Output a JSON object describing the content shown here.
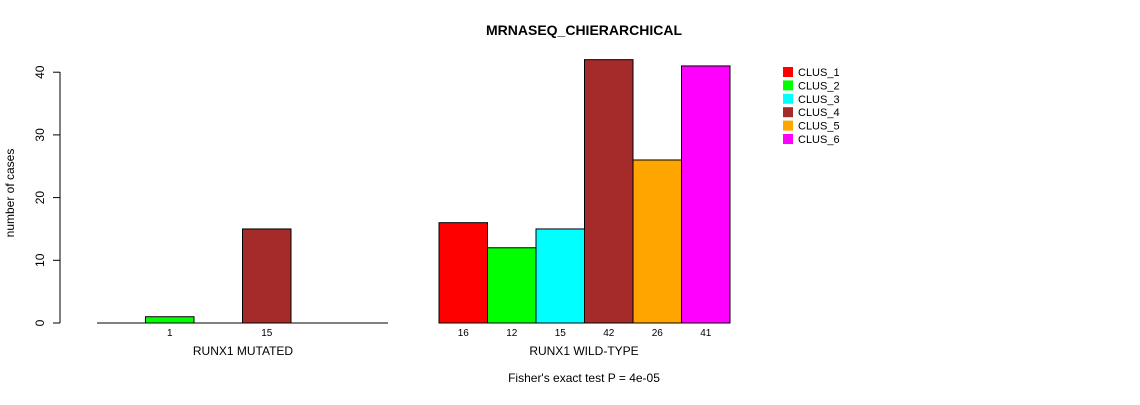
{
  "chart_data": {
    "type": "bar",
    "title": "MRNASEQ_CHIERARCHICAL",
    "ylabel": "number of cases",
    "ylim": [
      0,
      42
    ],
    "yticks": [
      0,
      10,
      20,
      30,
      40
    ],
    "footer": "Fisher's exact test P = 4e-05",
    "legend": [
      "CLUS_1",
      "CLUS_2",
      "CLUS_3",
      "CLUS_4",
      "CLUS_5",
      "CLUS_6"
    ],
    "legend_position": "top-right",
    "colors": [
      "#ff0000",
      "#00ff00",
      "#00ffff",
      "#a52a2a",
      "#ffa500",
      "#ff00ff"
    ],
    "groups": [
      {
        "name": "RUNX1 MUTATED",
        "values": [
          0,
          1,
          0,
          15,
          0,
          0
        ],
        "count_labels": [
          "1",
          "15"
        ]
      },
      {
        "name": "RUNX1 WILD-TYPE",
        "values": [
          16,
          12,
          15,
          42,
          26,
          41
        ],
        "count_labels": [
          "16",
          "12",
          "15",
          "42",
          "26",
          "41"
        ]
      }
    ]
  }
}
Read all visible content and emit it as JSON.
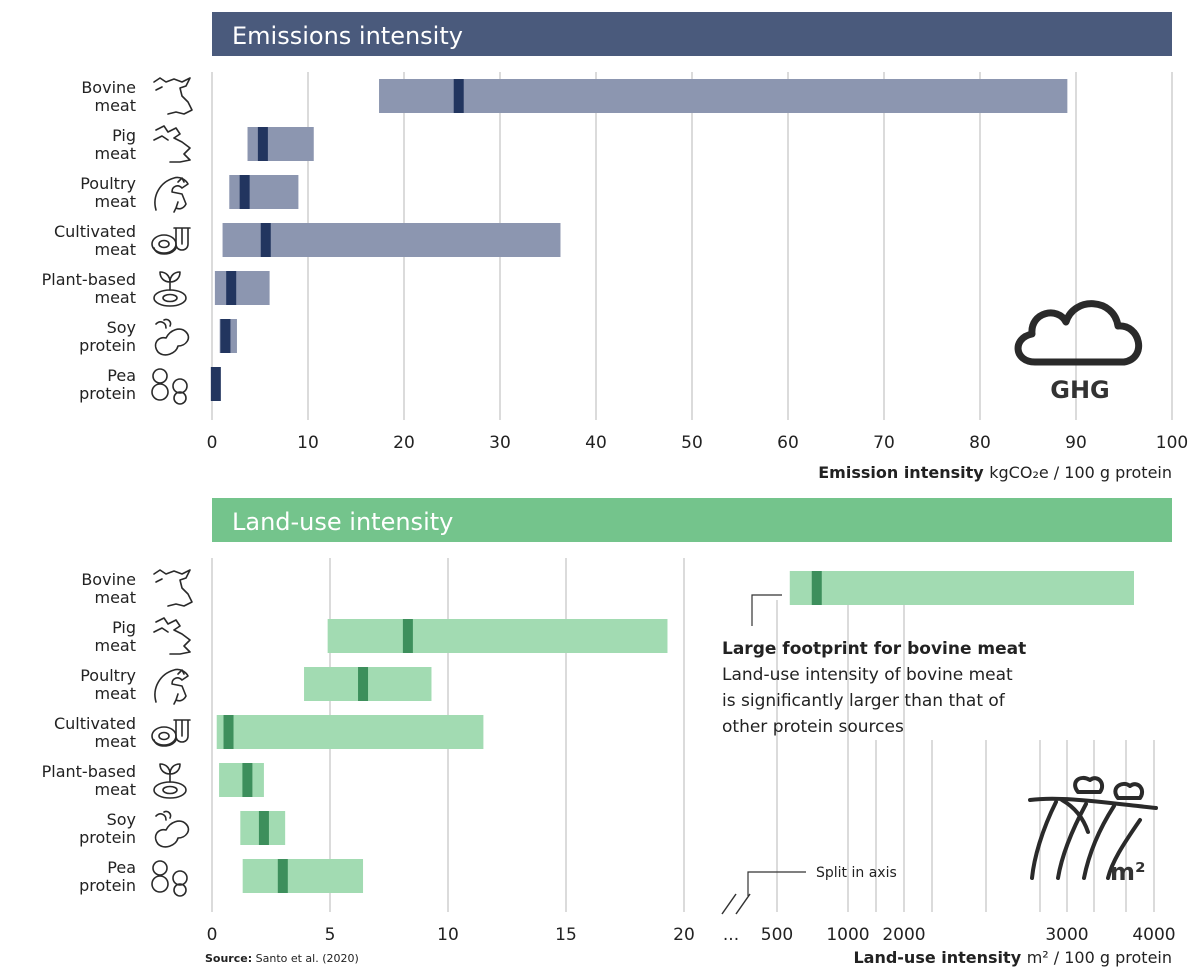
{
  "source_label": "Source:",
  "source_text": "Santo et al. (2020)",
  "colors": {
    "emissions_header": "#4a5a7c",
    "emissions_range": "#8c96b0",
    "emissions_median": "#22355f",
    "landuse_header": "#74c48c",
    "landuse_range": "#a2dbb2",
    "landuse_median": "#3d8f5c",
    "grid": "#cfcfcf"
  },
  "chart_data": [
    {
      "type": "bar",
      "title": "Emissions intensity",
      "xlabel_bold": "Emission intensity",
      "xlabel_unit": "kgCO₂e / 100 g protein",
      "xlim": [
        0,
        100
      ],
      "xticks": [
        "0",
        "10",
        "20",
        "30",
        "40",
        "50",
        "60",
        "70",
        "80",
        "90",
        "100"
      ],
      "categories": [
        {
          "line1": "Bovine",
          "line2": "meat",
          "icon": "cow-icon"
        },
        {
          "line1": "Pig",
          "line2": "meat",
          "icon": "pig-icon"
        },
        {
          "line1": "Poultry",
          "line2": "meat",
          "icon": "chicken-icon"
        },
        {
          "line1": "Cultivated",
          "line2": "meat",
          "icon": "cultivated-meat-icon"
        },
        {
          "line1": "Plant-based",
          "line2": "meat",
          "icon": "plant-based-meat-icon"
        },
        {
          "line1": "Soy",
          "line2": "protein",
          "icon": "soy-icon"
        },
        {
          "line1": "Pea",
          "line2": "protein",
          "icon": "pea-icon"
        }
      ],
      "ranges": [
        [
          17.4,
          89.1
        ],
        [
          3.7,
          10.6
        ],
        [
          1.8,
          9.0
        ],
        [
          1.1,
          36.3
        ],
        [
          0.3,
          6.0
        ],
        [
          0.8,
          2.6
        ],
        [
          0.1,
          0.7
        ]
      ],
      "medians": [
        25.7,
        5.3,
        3.4,
        5.6,
        2.0,
        1.4,
        0.4
      ],
      "badge_icon": "cloud-icon",
      "badge_text": "GHG"
    },
    {
      "type": "bar",
      "title": "Land-use intensity",
      "xlabel_bold": "Land-use intensity",
      "xlabel_unit": "m² / 100 g protein",
      "xlim_left": [
        0,
        20
      ],
      "xlim_right": [
        500,
        4000
      ],
      "xticks_left": [
        "0",
        "5",
        "10",
        "15",
        "20"
      ],
      "xticks_right": [
        "500",
        "1000",
        "2000",
        "3000",
        "4000"
      ],
      "split_label": "Split in axis",
      "split_ellipsis": "...",
      "ranges": [
        [
          590,
          3770
        ],
        [
          4.9,
          19.3
        ],
        [
          3.9,
          9.3
        ],
        [
          0.2,
          11.5
        ],
        [
          0.3,
          2.2
        ],
        [
          1.2,
          3.1
        ],
        [
          1.3,
          6.4
        ]
      ],
      "medians": [
        780,
        8.3,
        6.4,
        0.7,
        1.5,
        2.2,
        3.0
      ],
      "annotation_title": "Large footprint for bovine meat",
      "annotation_lines": [
        "Land-use intensity of bovine meat",
        "is significantly larger than that of",
        "other protein sources"
      ],
      "badge_icon": "field-icon",
      "badge_text": "m²"
    }
  ]
}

## [INSTRUCTIONS FOR THE TASK]
Please copy out the whole listing exactly as it stands, minus the pictures.

## [WRITTEN ANSWER]
Output a JSON object describing the content shown here.
{
  "chart_data": {
    "type": "bar",
    "title": "MRNASEQ_CHIERARCHICAL",
    "ylabel": "number of cases",
    "ylim": [
      0,
      42
    ],
    "yticks": [
      0,
      10,
      20,
      30,
      40
    ],
    "footer": "Fisher's exact test P = 4e-05",
    "legend": [
      "CLUS_1",
      "CLUS_2",
      "CLUS_3",
      "CLUS_4",
      "CLUS_5",
      "CLUS_6"
    ],
    "legend_position": "top-right",
    "colors": [
      "#ff0000",
      "#00ff00",
      "#00ffff",
      "#a52a2a",
      "#ffa500",
      "#ff00ff"
    ],
    "groups": [
      {
        "name": "RUNX1 MUTATED",
        "values": [
          0,
          1,
          0,
          15,
          0,
          0
        ],
        "count_labels": [
          "1",
          "15"
        ]
      },
      {
        "name": "RUNX1 WILD-TYPE",
        "values": [
          16,
          12,
          15,
          42,
          26,
          41
        ],
        "count_labels": [
          "16",
          "12",
          "15",
          "42",
          "26",
          "41"
        ]
      }
    ]
  }
}
Read all visible content and emit it as JSON.
{
  "source_label": "Source:",
  "source_text": "Santo et al. (2020)",
  "colors": {
    "emissions_header": "#4a5a7c",
    "emissions_range": "#8c96b0",
    "emissions_median": "#22355f",
    "landuse_header": "#74c48c",
    "landuse_range": "#a2dbb2",
    "landuse_median": "#3d8f5c",
    "grid": "#cfcfcf"
  },
  "chart_data": [
    {
      "type": "bar",
      "title": "Emissions intensity",
      "xlabel_bold": "Emission intensity",
      "xlabel_unit": "kgCO₂e / 100 g protein",
      "xlim": [
        0,
        100
      ],
      "xticks": [
        "0",
        "10",
        "20",
        "30",
        "40",
        "50",
        "60",
        "70",
        "80",
        "90",
        "100"
      ],
      "categories": [
        {
          "line1": "Bovine",
          "line2": "meat",
          "icon": "cow-icon"
        },
        {
          "line1": "Pig",
          "line2": "meat",
          "icon": "pig-icon"
        },
        {
          "line1": "Poultry",
          "line2": "meat",
          "icon": "chicken-icon"
        },
        {
          "line1": "Cultivated",
          "line2": "meat",
          "icon": "cultivated-meat-icon"
        },
        {
          "line1": "Plant-based",
          "line2": "meat",
          "icon": "plant-based-meat-icon"
        },
        {
          "line1": "Soy",
          "line2": "protein",
          "icon": "soy-icon"
        },
        {
          "line1": "Pea",
          "line2": "protein",
          "icon": "pea-icon"
        }
      ],
      "ranges": [
        [
          17.4,
          89.1
        ],
        [
          3.7,
          10.6
        ],
        [
          1.8,
          9.0
        ],
        [
          1.1,
          36.3
        ],
        [
          0.3,
          6.0
        ],
        [
          0.8,
          2.6
        ],
        [
          0.1,
          0.7
        ]
      ],
      "medians": [
        25.7,
        5.3,
        3.4,
        5.6,
        2.0,
        1.4,
        0.4
      ],
      "badge_icon": "cloud-icon",
      "badge_text": "GHG"
    },
    {
      "type": "bar",
      "title": "Land-use intensity",
      "xlabel_bold": "Land-use intensity",
      "xlabel_unit": "m² / 100 g protein",
      "xlim_left": [
        0,
        20
      ],
      "xlim_right": [
        500,
        4000
      ],
      "xticks_left": [
        "0",
        "5",
        "10",
        "15",
        "20"
      ],
      "xticks_right": [
        "500",
        "1000",
        "2000",
        "3000",
        "4000"
      ],
      "split_label": "Split in axis",
      "split_ellipsis": "...",
      "ranges": [
        [
          590,
          3770
        ],
        [
          4.9,
          19.3
        ],
        [
          3.9,
          9.3
        ],
        [
          0.2,
          11.5
        ],
        [
          0.3,
          2.2
        ],
        [
          1.2,
          3.1
        ],
        [
          1.3,
          6.4
        ]
      ],
      "medians": [
        780,
        8.3,
        6.4,
        0.7,
        1.5,
        2.2,
        3.0
      ],
      "annotation_title": "Large footprint for bovine meat",
      "annotation_lines": [
        "Land-use intensity of bovine meat",
        "is significantly larger than that of",
        "other protein sources"
      ],
      "badge_icon": "field-icon",
      "badge_text": "m²"
    }
  ]
}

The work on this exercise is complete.